*What is required*
Within the records below, find each line that holds the string "expresión", then copy it.

────────────────────────────────────────

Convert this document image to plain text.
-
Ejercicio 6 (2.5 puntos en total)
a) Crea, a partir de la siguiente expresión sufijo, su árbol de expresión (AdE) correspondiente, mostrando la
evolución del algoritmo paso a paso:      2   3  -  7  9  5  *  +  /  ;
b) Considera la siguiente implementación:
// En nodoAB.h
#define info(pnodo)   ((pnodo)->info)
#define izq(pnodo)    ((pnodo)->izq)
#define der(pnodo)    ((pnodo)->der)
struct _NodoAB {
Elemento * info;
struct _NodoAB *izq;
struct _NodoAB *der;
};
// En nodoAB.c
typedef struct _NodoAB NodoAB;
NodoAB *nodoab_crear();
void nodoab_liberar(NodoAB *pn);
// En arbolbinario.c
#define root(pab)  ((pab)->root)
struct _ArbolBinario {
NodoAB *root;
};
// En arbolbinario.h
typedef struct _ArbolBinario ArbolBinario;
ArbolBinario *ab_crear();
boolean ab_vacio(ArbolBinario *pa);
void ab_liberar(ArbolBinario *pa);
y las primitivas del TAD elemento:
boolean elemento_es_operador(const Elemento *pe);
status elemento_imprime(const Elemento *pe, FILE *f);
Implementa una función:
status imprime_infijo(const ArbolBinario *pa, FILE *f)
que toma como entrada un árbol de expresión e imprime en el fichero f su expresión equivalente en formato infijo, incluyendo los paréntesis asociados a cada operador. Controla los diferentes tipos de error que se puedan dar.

────────────────────────────────────────

*Written solution*
a) Crea, a partir de la siguiente expresión sufijo, su árbol de expresión (AdE) correspondiente, mostrando la
que toma como entrada un árbol de expresión e imprime en el fichero f su expresión equivalente en formato infijo, incluyendo los paréntesis asociados a cada operador. Controla los diferentes tipos de error que se puedan dar.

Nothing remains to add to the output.